• **Exercise brief**: Narrow the data below down to the lines containing "Celem".

+++

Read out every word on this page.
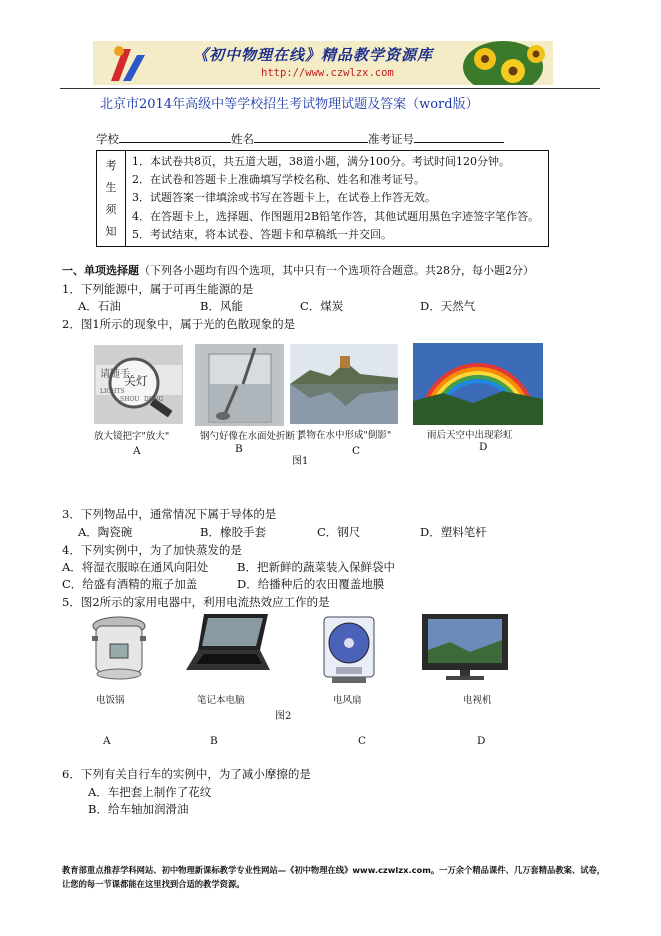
《初中物理在线》精品教学资源库
http://www.czwlzx.com
北京市2014年高级中等学校招生考试物理试题及答案（word版）
学校	姓名	准考证号
考
生
须
知

1．本试卷共8页，共五道大题，38道小题，满分100分。考试时间120分钟。
2．在试卷和答题卡上准确填写学校名称、姓名和准考证号。
3．试题答案一律填涂或书写在答题卡上，在试卷上作答无效。
4．在答题卡上，选择题、作图题用2B铅笔作答，其他试题用黑色字迹签字笔作答。
5．考试结束，将本试卷、答题卡和草稿纸一并交回。
一、单项选择题（下列各小题均有四个选项，其中只有一个选项符合题意。共28分，每小题2分）
1．下列能源中，属于可再生能源的是
A．石油	B．风能	C．煤炭	D．天然气
2．图1所示的现象中，属于光的色散现象的是
请随手
关灯
LIGHTS
SHOU DENG
放大镜把字"放大"	钢勺好像在水面处折断了
景物在水中形成"倒影"	雨后天空中出现彩虹
A	B	C	D
图1
3．下列物品中，通常情况下属于导体的是
A．陶瓷碗	B．橡胶手套	C．钢尺	D．塑料笔杆
4．下列实例中，为了加快蒸发的是
A．将湿衣服晾在通风向阳处 B．把新鲜的蔬菜装入保鲜袋中
C．给盛有酒精的瓶子加盖	D．给播种后的农田覆盖地膜
5．图2所示的家用电器中，利用电流热效应工作的是
电饭锅	笔记本电脑	电风扇	电视机
图2
A	B	C	D
6．下列有关自行车的实例中，为了减小摩擦的是
A．车把套上制作了花纹
B．给车轴加润滑油
教育部重点推荐学科网站、初中物理新课标教学专业性网站—《初中物理在线》www.czwlzx.com。一万余个精品课件、几万套精品教案、试卷，让您的每一节课都能在这里找到合适的教学资源。
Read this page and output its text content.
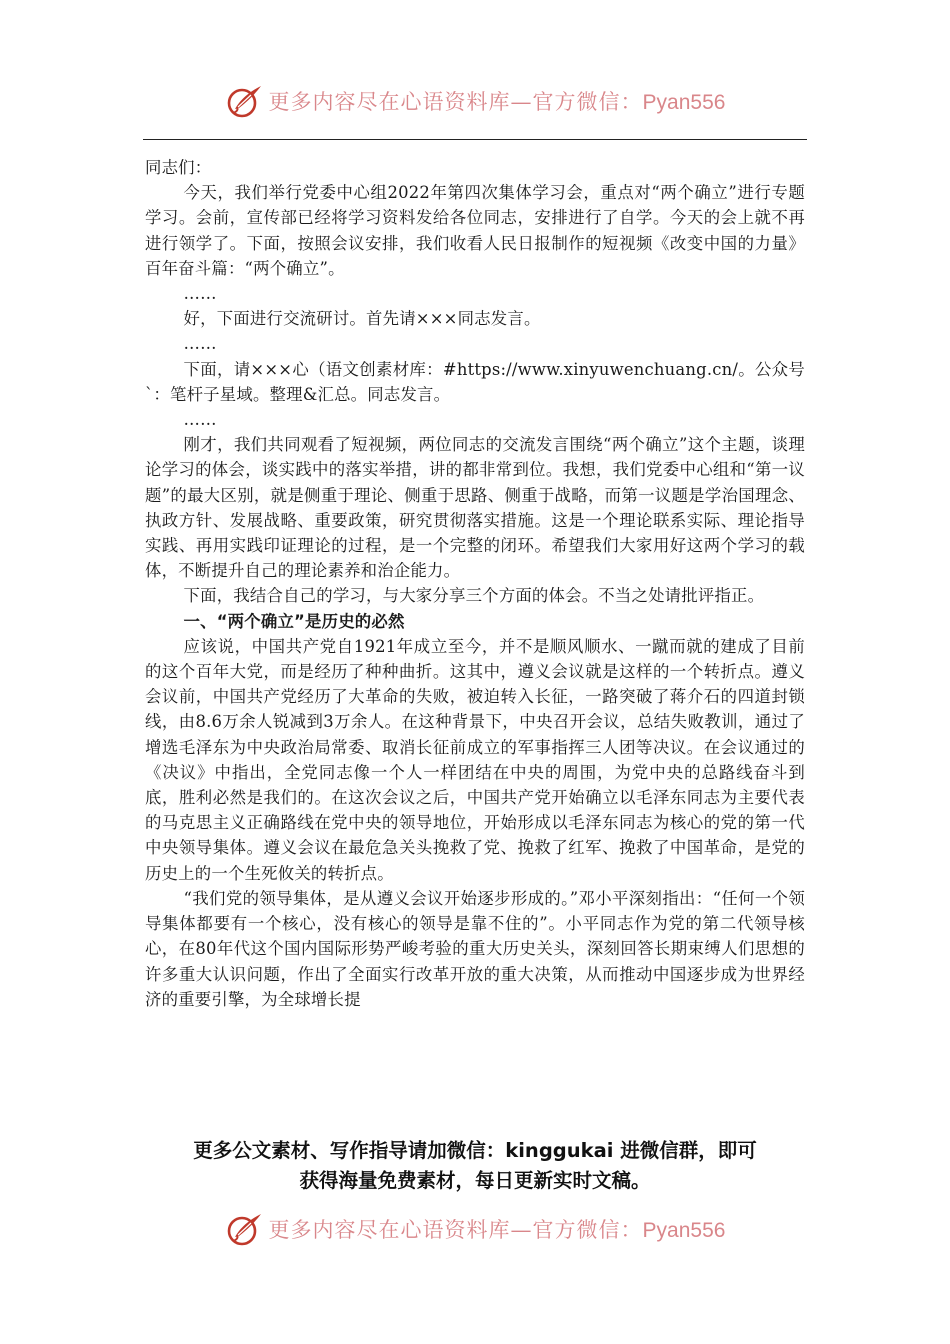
更多内容尽在心语资料库—官方微信：Pyan556

同志们：

今天，我们举行党委中心组2022年第四次集体学习会，重点对“两个确立”进行专题学习。会前，宣传部已经将学习资料发给各位同志，安排进行了自学。今天的会上就不再进行领学了。下面，按照会议安排，我们收看人民日报制作的短视频《改变中国的力量》百年奋斗篇：“两个确立”。

……

好，下面进行交流研讨。首先请×××同志发言。

……

下面，请×××心（语文创素材库：#https://www.xinyuwenchuang.cn/。公众号`：笔杆子星域。整理&汇总。同志发言。

……

刚才，我们共同观看了短视频，两位同志的交流发言围绕“两个确立”这个主题，谈理论学习的体会，谈实践中的落实举措，讲的都非常到位。我想，我们党委中心组和“第一议题”的最大区别，就是侧重于理论、侧重于思路、侧重于战略，而第一议题是学治国理念、执政方针、发展战略、重要政策，研究贯彻落实措施。这是一个理论联系实际、理论指导实践、再用实践印证理论的过程，是一个完整的闭环。希望我们大家用好这两个学习的载体，不断提升自己的理论素养和治企能力。

下面，我结合自己的学习，与大家分享三个方面的体会。不当之处请批评指正。

一、“两个确立”是历史的必然

应该说，中国共产党自1921年成立至今，并不是顺风顺水、一蹴而就的建成了目前的这个百年大党，而是经历了种种曲折。这其中，遵义会议就是这样的一个转折点。遵义会议前，中国共产党经历了大革命的失败，被迫转入长征，一路突破了蒋介石的四道封锁线，由8.6万余人锐减到3万余人。在这种背景下，中央召开会议，总结失败教训，通过了增选毛泽东为中央政治局常委、取消长征前成立的军事指挥三人团等决议。在会议通过的《决议》中指出，全党同志像一个人一样团结在中央的周围，为党中央的总路线奋斗到底，胜利必然是我们的。在这次会议之后，中国共产党开始确立以毛泽东同志为主要代表的马克思主义正确路线在党中央的领导地位，开始形成以毛泽东同志为核心的党的第一代中央领导集体。遵义会议在最危急关头挽救了党、挽救了红军、挽救了中国革命，是党的历史上的一个生死攸关的转折点。

“我们党的领导集体，是从遵义会议开始逐步形成的。”邓小平深刻指出：“任何一个领导集体都要有一个核心，没有核心的领导是靠不住的”。小平同志作为党的第二代领导核心，在80年代这个国内国际形势严峻考验的重大历史关头，深刻回答长期束缚人们思想的许多重大认识问题，作出了全面实行改革开放的重大决策，从而推动中国逐步成为世界经济的重要引擎，为全球增长提

更多公文素材、写作指导请加微信：kinggukai 进微信群，即可
获得海量免费素材，每日更新实时文稿。
更多内容尽在心语资料库—官方微信：Pyan556
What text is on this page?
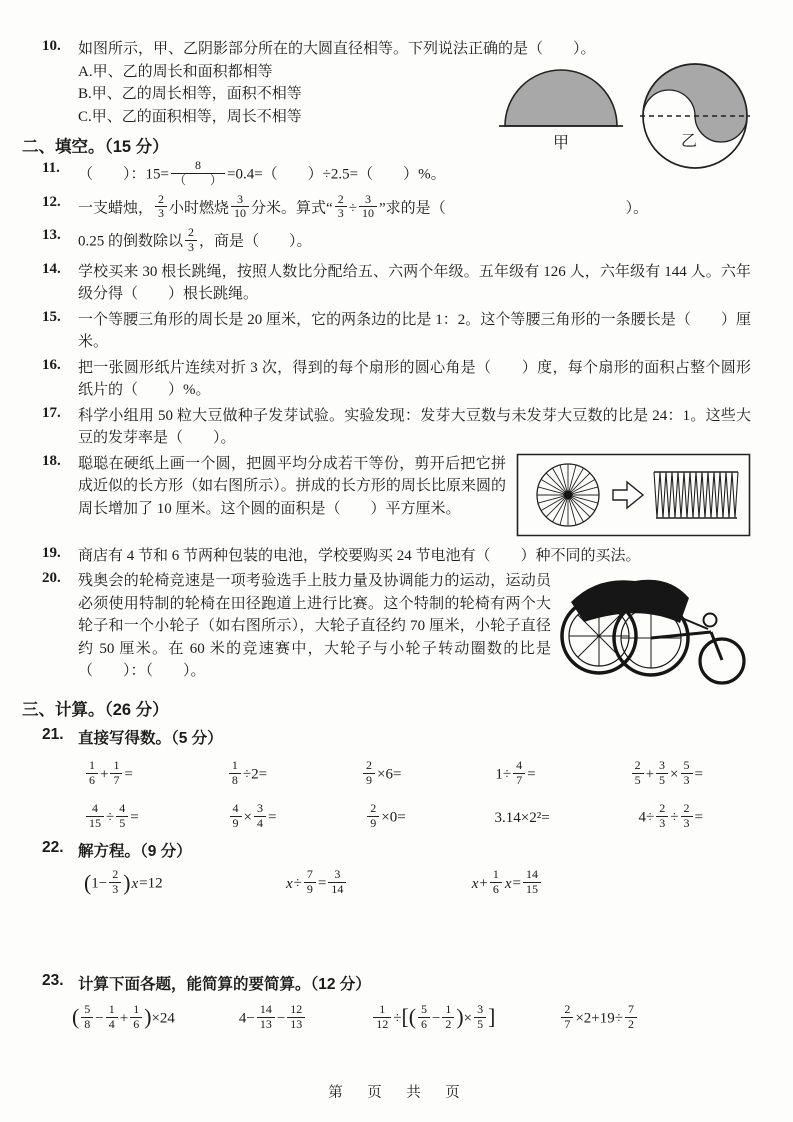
10.	如图所示，甲、乙阴影部分所在的大圆直径相等。下列说法正确的是（　　）。
A.甲、乙的周长和面积都相等
B.甲、乙的周长相等，面积不相等
C.甲、乙的面积相等，周长不相等
二、填空。（15 分）
11.	（　　）：$15= \frac{8}{( )} =0.4=$（　　）÷2.5=（　　）%。
12.	一支蜡烛， $\frac{2}{3}$ 小时燃烧 $\frac{3}{10}$ 分米。算式“ $\frac{2}{3} \div \frac{3}{10}$ ”求的是（　　　　　　　　　　　　）。
13.	0.25 的倒数除以 $\frac{2}{3}$ ，商是（　　）。
14.	学校买来 30 根长跳绳，按照人数比分配给五、六两个年级。五年级有 126 人，六年级有 144 人。六年级分得（　　）根长跳绳。
15.	一个等腰三角形的周长是 20 厘米，它的两条边的比是 1：2。这个等腰三角形的一条腰长是（　　）厘米。
16.	把一张圆形纸片连续对折 3 次，得到的每个扇形的圆心角是（　　）度，每个扇形的面积占整个圆形纸片的（　　）%。
17.	科学小组用 50 粒大豆做种子发芽试验。实验发现：发芽大豆数与未发芽大豆数的比是 24：1。这些大豆的发芽率是（　　）。
18.	聪聪在硬纸上画一个圆，把圆平均分成若干等份，剪开后把它拼成近似的长方形（如右图所示）。拼成的长方形的周长比原来圆的周长增加了 10 厘米。这个圆的面积是（　　）平方厘米。
19.	商店有 4 节和 6 节两种包装的电池，学校要购买 24 节电池有（　　）种不同的买法。
20.	残奥会的轮椅竞速是一项考验选手上肢力量及协调能力的运动，运动员必须使用特制的轮椅在田径跑道上进行比赛。这个特制的轮椅有两个大轮子和一个小轮子（如右图所示），大轮子直径约 70 厘米，小轮子直径约 50 厘米。在 60 米的竞速赛中，大轮子与小轮子转动圈数的比是（　　）：（　　）。
三、计算。（26 分）
21. 直接写得数。（5 分）
$\frac{1}{6} + \frac{1}{7}$ =	$\frac{1}{8} \div 2=$	$\frac{2}{9} \times 6=$	$1\div \frac{4}{7}$ =	$\frac{2}{5} + \frac{3}{5} \times \frac{5}{3}$ =
$\frac{4}{15} \div \frac{4}{5}$ =	$\frac{4}{9} \times \frac{3}{4}$ =	$\frac{2}{9} \times 0=$	3.14×2²=	$4\div \frac{2}{3} \div \frac{2}{3}$ =
22. 解方程。（9 分）
$(1- \frac{2}{3} )x=12$	$x\div \frac{7}{9} = \frac{3}{14}$	$x+ \frac{1}{6} x= \frac{14}{15}$
23. 计算下面各题，能简算的要简算。（12 分）
( $\frac{5}{8} - \frac{1}{4} + \frac{1}{6} )\times 24$	$4- \frac{14}{13} - \frac{12}{13}$	$\frac{1}{12}$ ÷[( $\frac{5}{6} - \frac{1}{2}$ )× $\frac{3}{5}$ ]	$\frac{2}{7} \times 2+19\div \frac{7}{2}$
甲	乙
第　页　共　页
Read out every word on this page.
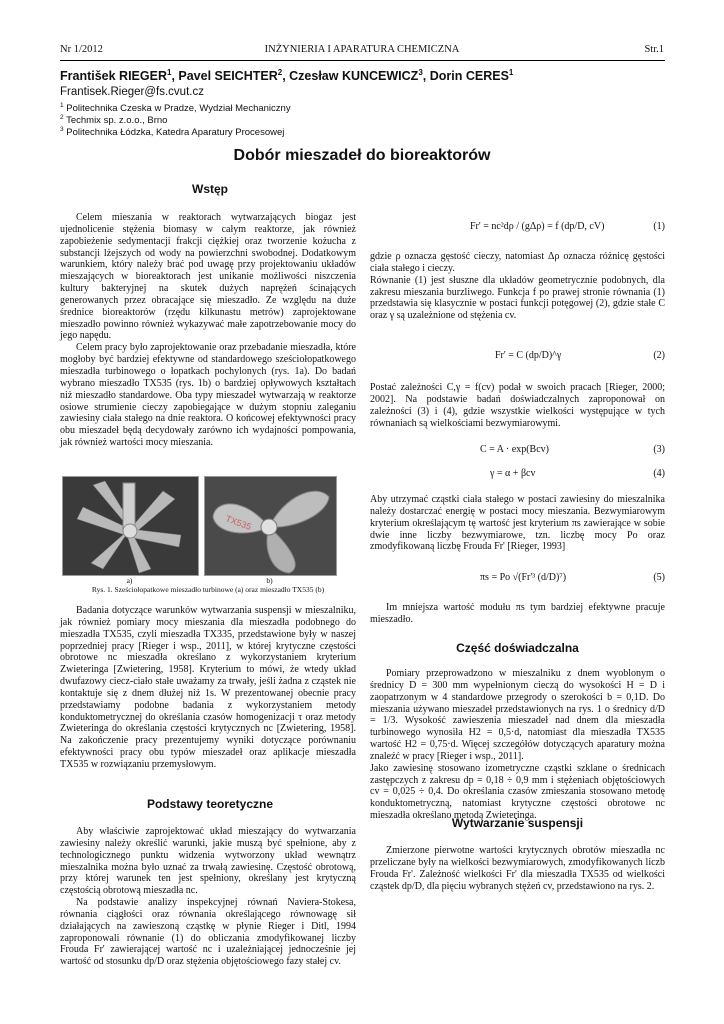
Nr 1/2012	INŻYNIERIA I APARATURA CHEMICZNA	Str.1
František RIEGER$^1$, Pavel SEICHTER$^2$, Czesław KUNCEWICZ$^3$, Dorin CERES$^1$
Frantisek.Rieger@fs.cvut.cz
$^1$ Politechnika Czeska w Pradze, Wydział Mechaniczny
$^2$ Techmix sp. z.o.o., Brno
$^3$ Politechnika Łódzka, Katedra Aparatury Procesowej
Dobór mieszadeł do bioreaktorów
Wstęp

Celem mieszania w reaktorach wytwarzających biogaz jest ujednolicenie stężenia biomasy w całym reaktorze, jak również zapobieżenie sedymentacji frakcji ciężkiej oraz tworzenie kożucha z substancji lżejszych od wody na powierzchni swobodnej. Dodatkowym warunkiem, który należy brać pod uwagę przy projektowaniu układów mieszających w bioreaktorach jest unikanie możliwości niszczenia kultury bakteryjnej na skutek dużych naprężeń ścinających generowanych przez obracające się mieszadło. Ze względu na duże średnice bioreaktorów (rzędu kilkunastu metrów) zaprojektowane mieszadło powinno również wykazywać małe zapotrzebowanie mocy do jego napędu.

Celem pracy było zaprojektowanie oraz przebadanie mieszadła, które mogłoby być bardziej efektywne od standardowego sześciołopatkowego mieszadła turbinowego o łopatkach pochylonych (rys. 1a). Do badań wybrano mieszadło TX535 (rys. 1b) o bardziej opływowych kształtach niż mieszadło standardowe. Oba typy mieszadeł wytwarzają w reaktorze osiowe strumienie cieczy zapobiegające w dużym stopniu zaleganiu zawiesiny ciała stałego na dnie reaktora. O końcowej efektywności pracy obu mieszadeł będą decydowały zarówno ich wydajności pompowania, jak również wartości mocy mieszania.

TX535
a)	b)
Rys. 1. Sześciołopatkowe mieszadło turbinowe (a) oraz mieszadło TX535 (b)

Badania dotyczące warunków wytwarzania suspensji w mieszalniku, jak również pomiary mocy mieszania dla mieszadła podobnego do mieszadła TX535, czyli mieszadła TX335, przedstawione były w naszej poprzedniej pracy [Rieger i wsp., 2011], w której krytyczne częstości obrotowe nc mieszadła określano z wykorzystaniem kryterium Zwieteringa [Zwietering, 1958]. Kryterium to mówi, że wtedy układ dwufazowy ciecz-ciało stałe uważamy za trwały, jeśli żadna z cząstek nie kontaktuje się z dnem dłużej niż 1s. W prezentowanej obecnie pracy przedstawiamy podobne badania z wykorzystaniem metody konduktometrycznej do określania czasów homogenizacji τ oraz metody Zwieteringa do określania częstości krytycznych nc [Zwietering, 1958]. Na zakończenie pracy prezentujemy wyniki dotyczące porównaniu efektywności pracy obu typów mieszadeł oraz aplikacje mieszadła TX535 w rozwiązaniu przemysłowym.

Podstawy teoretyczne

Aby właściwie zaprojektować układ mieszający do wytwarzania zawiesiny należy określić warunki, jakie muszą być spełnione, aby z technologicznego punktu widzenia wytworzony układ wewnątrz mieszalnika można było uznać za trwałą zawiesinę. Częstość obrotową, przy której warunek ten jest spełniony, określany jest krytyczną częstością obrotową mieszadła nc.

Na podstawie analizy inspekcyjnej równań Naviera-Stokesa, równania ciągłości oraz równania określającego równowagę sił działających na zawieszoną cząstkę w płynie Rieger i Ditl, 1994 zaproponowali równanie (1) do obliczania zmodyfikowanej liczby Frouda Fr' zawierającej wartość nc i uzależniającej jednocześnie jej wartość od stosunku dp/D oraz stężenia objętościowego fazy stałej cv.

Fr' = nc²dρ / (gΔρ) = f (dp/D, cV)	(1)

gdzie ρ oznacza gęstość cieczy, natomiast Δρ oznacza różnicę gęstości ciała stałego i cieczy.

Równanie (1) jest słuszne dla układów geometrycznie podobnych, dla zakresu mieszania burzliwego. Funkcja f po prawej stronie równania (1) przedstawia się klasycznie w postaci funkcji potęgowej (2), gdzie stałe C oraz γ są uzależnione od stężenia cv.

Fr' = C (dp/D)^γ	(2)

Postać zależności C,γ = f(cv) podał w swoich pracach [Rieger, 2000; 2002]. Na podstawie badań doświadczalnych zaproponował on zależności (3) i (4), gdzie wszystkie wielkości występujące w tych równaniach są wielkościami bezwymiarowymi.

C = A · exp(Bcv)	(3)
γ = α + βcv	(4)

Aby utrzymać cząstki ciała stałego w postaci zawiesiny do mieszalnika należy dostarczać energię w postaci mocy mieszania. Bezwymiarowym kryterium określającym tę wartość jest kryterium πs zawierające w sobie dwie inne liczby bezwymiarowe, tzn. liczbę mocy Po oraz zmodyfikowaną liczbę Frouda Fr' [Rieger, 1993]

πs = Po √(Fr'³ (d/D)⁷)	(5)

Im mniejsza wartość modułu πs tym bardziej efektywne pracuje mieszadło.

Część doświadczalna

Pomiary przeprowadzono w mieszalniku z dnem wyoblonym o średnicy D = 300 mm wypełnionym cieczą do wysokości H = D i zaopatrzonym w 4 standardowe przegrody o szerokości b = 0,1D. Do mieszania używano mieszadeł przedstawionych na rys. 1 o średnicy d/D = 1/3. Wysokość zawieszenia mieszadeł nad dnem dla mieszadła turbinowego wynosiła H2 = 0,5·d, natomiast dla mieszadła TX535 wartość H2 = 0,75·d. Więcej szczegółów dotyczących aparatury można znaleźć w pracy [Rieger i wsp., 2011].

Jako zawiesinę stosowano izometryczne cząstki szklane o średnicach zastępczych z zakresu dp = 0,18 ÷ 0,9 mm i stężeniach objętościowych cv = 0,025 ÷ 0,4. Do określania czasów zmieszania stosowano metodę konduktometryczną, natomiast krytyczne częstości obrotowe nc mieszadła określano metodą Zwieteringa.

Wytwarzanie suspensji

Zmierzone pierwotne wartości krytycznych obrotów mieszadła nc przeliczane były na wielkości bezwymiarowych, zmodyfikowanych liczb Frouda Fr'. Zależność wielkości Fr' dla mieszadła TX535 od wielkości cząstek dp/D, dla pięciu wybranych stężeń cv, przedstawiono na rys. 2.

+++

• **Solution below**:
Celem mieszania w reaktorach wytwarzających biogaz jest ujednolicenie stężenia biomasy w całym reaktorze, jak również zapobieżenie sedymentacji frakcji ciężkiej oraz tworzenie kożucha z substancji lżejszych od wody na powierzchni swobodnej. Dodatkowym warunkiem, który należy brać pod uwagę przy projektowaniu układów mieszających w bioreaktorach jest unikanie możliwości niszczenia kultury bakteryjnej na skutek dużych naprężeń ścinających generowanych przez obracające się mieszadło. Ze względu na duże średnice bioreaktorów (rzędu kilkunastu metrów) zaprojektowane mieszadło powinno również wykazywać małe zapotrzebowanie mocy do jego napędu.
Celem pracy było zaprojektowanie oraz przebadanie mieszadła, które mogłoby być bardziej efektywne od standardowego sześciołopatkowego mieszadła turbinowego o łopatkach pochylonych (rys. 1a). Do badań wybrano mieszadło TX535 (rys. 1b) o bardziej opływowych kształtach niż mieszadło standardowe. Oba typy mieszadeł wytwarzają w reaktorze osiowe strumienie cieczy zapobiegające w dużym stopniu zaleganiu zawiesiny ciała stałego na dnie reaktora. O końcowej efektywności pracy obu mieszadeł będą decydowały zarówno ich wydajności pompowania, jak również wartości mocy mieszania.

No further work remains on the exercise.